**PROBLEM TO SOLVE:** Copy out the lines of the records from the very first line through the line containing "y-tick-label: 0.75795 [993,204,1024,215]", including both of those lines.

[Layout records]
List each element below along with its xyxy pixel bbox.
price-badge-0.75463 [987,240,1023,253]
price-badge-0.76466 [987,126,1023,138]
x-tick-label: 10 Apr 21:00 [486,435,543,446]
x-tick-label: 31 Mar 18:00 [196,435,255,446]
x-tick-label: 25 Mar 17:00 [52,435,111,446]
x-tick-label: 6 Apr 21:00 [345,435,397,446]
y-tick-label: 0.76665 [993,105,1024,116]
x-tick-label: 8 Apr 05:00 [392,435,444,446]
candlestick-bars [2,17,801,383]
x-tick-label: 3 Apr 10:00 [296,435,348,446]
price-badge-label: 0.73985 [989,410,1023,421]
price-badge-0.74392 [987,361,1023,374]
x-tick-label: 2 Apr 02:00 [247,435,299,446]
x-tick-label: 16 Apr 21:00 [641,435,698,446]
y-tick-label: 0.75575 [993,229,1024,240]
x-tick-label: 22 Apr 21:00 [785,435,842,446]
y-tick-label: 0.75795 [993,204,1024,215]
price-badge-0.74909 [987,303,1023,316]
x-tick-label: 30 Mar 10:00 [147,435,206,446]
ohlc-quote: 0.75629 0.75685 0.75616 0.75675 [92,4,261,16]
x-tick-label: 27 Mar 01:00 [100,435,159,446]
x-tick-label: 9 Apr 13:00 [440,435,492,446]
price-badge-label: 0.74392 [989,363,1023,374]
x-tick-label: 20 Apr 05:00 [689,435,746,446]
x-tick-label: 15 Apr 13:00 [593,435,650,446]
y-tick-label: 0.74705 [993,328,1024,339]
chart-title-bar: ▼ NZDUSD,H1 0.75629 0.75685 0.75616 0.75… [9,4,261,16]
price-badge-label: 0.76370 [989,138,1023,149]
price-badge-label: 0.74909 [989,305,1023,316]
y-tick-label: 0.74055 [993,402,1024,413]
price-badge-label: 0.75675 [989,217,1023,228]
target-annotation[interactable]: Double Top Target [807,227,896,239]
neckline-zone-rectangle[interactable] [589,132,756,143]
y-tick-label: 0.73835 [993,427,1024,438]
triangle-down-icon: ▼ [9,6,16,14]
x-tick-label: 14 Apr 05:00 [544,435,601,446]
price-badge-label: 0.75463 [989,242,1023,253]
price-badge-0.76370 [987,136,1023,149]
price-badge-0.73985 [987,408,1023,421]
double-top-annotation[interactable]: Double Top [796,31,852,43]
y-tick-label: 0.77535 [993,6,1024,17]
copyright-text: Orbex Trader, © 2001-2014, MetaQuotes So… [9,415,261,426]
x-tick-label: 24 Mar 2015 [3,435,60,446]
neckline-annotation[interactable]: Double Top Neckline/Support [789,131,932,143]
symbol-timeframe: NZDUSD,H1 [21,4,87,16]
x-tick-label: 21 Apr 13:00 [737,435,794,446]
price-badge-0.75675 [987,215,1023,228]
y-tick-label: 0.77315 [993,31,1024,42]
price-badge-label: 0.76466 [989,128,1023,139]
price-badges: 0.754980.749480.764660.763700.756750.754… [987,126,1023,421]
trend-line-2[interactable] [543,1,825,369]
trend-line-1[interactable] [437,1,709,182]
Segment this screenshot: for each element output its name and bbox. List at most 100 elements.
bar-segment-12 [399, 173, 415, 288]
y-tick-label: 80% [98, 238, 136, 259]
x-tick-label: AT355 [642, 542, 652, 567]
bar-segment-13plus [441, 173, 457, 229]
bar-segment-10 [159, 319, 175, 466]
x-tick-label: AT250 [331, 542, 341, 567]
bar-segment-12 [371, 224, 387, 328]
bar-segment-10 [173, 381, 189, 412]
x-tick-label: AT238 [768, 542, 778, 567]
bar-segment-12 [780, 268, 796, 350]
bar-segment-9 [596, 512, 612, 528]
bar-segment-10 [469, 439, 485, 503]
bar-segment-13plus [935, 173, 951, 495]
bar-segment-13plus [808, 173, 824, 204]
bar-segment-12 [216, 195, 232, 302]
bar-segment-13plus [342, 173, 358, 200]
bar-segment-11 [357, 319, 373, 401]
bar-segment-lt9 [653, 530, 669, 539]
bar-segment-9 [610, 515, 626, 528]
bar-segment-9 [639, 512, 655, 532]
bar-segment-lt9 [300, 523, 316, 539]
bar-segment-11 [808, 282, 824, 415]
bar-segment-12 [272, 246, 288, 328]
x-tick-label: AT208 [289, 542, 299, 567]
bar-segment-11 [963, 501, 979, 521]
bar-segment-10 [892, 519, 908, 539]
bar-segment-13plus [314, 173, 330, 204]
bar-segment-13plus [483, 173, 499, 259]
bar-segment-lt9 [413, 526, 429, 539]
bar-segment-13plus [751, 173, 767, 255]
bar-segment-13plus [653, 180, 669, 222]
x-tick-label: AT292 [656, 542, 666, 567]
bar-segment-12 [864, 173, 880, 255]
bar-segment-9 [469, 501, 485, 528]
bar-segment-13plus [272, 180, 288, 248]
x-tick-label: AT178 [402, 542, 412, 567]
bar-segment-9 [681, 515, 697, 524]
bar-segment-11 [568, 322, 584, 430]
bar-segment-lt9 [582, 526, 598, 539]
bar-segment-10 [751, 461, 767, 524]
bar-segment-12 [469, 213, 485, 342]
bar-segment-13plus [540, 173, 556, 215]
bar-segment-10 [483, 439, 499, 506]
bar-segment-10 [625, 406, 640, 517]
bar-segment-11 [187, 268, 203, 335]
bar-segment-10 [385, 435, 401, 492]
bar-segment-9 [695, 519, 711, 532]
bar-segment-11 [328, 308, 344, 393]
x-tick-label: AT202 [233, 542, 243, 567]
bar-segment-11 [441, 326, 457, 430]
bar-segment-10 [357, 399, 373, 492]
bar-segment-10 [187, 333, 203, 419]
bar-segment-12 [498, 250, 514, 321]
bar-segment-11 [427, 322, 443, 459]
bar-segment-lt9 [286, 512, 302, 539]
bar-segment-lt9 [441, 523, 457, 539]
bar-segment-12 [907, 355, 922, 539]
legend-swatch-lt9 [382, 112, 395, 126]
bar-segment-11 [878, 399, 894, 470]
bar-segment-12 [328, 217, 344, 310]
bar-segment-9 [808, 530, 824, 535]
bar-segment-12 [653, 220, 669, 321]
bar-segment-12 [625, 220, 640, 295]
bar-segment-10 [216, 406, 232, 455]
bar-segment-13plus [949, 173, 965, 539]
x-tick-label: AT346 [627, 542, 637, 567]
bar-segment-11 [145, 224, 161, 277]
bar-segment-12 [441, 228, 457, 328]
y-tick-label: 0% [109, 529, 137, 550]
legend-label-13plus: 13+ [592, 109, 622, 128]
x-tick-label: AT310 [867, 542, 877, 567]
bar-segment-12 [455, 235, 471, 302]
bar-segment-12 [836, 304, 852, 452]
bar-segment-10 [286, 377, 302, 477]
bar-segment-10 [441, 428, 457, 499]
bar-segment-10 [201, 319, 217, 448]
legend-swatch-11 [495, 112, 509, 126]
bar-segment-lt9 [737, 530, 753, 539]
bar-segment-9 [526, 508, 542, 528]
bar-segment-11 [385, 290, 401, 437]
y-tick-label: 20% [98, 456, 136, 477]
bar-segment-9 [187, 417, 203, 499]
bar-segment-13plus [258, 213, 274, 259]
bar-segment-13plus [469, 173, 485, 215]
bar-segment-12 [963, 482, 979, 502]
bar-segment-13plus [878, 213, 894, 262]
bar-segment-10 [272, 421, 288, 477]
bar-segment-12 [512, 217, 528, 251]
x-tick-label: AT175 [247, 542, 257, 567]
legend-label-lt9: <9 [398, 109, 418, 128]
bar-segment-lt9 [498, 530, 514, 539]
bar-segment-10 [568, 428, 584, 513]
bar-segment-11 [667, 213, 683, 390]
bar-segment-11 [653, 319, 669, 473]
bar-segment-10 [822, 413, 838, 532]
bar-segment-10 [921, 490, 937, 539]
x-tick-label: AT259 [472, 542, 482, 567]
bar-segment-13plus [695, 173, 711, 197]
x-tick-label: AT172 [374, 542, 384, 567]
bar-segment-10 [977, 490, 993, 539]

**COMPLETE OUTPUT:**
List each element below along with its xyxy pixel bbox.
price-badge-0.75463 [987,240,1023,253]
price-badge-0.76466 [987,126,1023,138]
x-tick-label: 10 Apr 21:00 [486,435,543,446]
x-tick-label: 31 Mar 18:00 [196,435,255,446]
x-tick-label: 25 Mar 17:00 [52,435,111,446]
x-tick-label: 6 Apr 21:00 [345,435,397,446]
y-tick-label: 0.76665 [993,105,1024,116]
x-tick-label: 8 Apr 05:00 [392,435,444,446]
candlestick-bars [2,17,801,383]
x-tick-label: 3 Apr 10:00 [296,435,348,446]
price-badge-label: 0.73985 [989,410,1023,421]
price-badge-0.74392 [987,361,1023,374]
x-tick-label: 2 Apr 02:00 [247,435,299,446]
x-tick-label: 16 Apr 21:00 [641,435,698,446]
y-tick-label: 0.75575 [993,229,1024,240]
x-tick-label: 22 Apr 21:00 [785,435,842,446]
y-tick-label: 0.75795 [993,204,1024,215]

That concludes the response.